## Exercise description
Filter this material down to the lines that hold "icon", copying each one.

## Record list
— START —
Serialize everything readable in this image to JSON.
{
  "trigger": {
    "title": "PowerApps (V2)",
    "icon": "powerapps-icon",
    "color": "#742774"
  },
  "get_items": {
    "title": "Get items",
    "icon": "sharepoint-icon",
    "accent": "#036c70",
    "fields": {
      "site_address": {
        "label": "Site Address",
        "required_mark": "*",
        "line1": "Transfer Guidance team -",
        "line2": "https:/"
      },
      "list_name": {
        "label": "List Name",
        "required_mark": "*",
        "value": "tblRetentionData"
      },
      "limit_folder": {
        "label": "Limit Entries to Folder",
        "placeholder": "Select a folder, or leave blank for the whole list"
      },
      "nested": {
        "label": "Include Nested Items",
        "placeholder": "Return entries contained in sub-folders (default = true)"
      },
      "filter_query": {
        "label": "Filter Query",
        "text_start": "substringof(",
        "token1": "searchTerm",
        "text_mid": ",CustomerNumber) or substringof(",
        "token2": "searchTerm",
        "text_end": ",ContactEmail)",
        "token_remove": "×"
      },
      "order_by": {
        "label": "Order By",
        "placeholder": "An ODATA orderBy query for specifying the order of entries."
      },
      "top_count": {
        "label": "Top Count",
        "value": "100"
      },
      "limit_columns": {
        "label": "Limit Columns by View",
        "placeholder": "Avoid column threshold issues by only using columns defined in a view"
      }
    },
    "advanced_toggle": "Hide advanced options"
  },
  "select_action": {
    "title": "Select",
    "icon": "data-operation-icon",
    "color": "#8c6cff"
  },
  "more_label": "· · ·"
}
— END —
## Solved problem
    "icon": "powerapps-icon",
    "icon": "sharepoint-icon",
    "icon": "data-operation-icon",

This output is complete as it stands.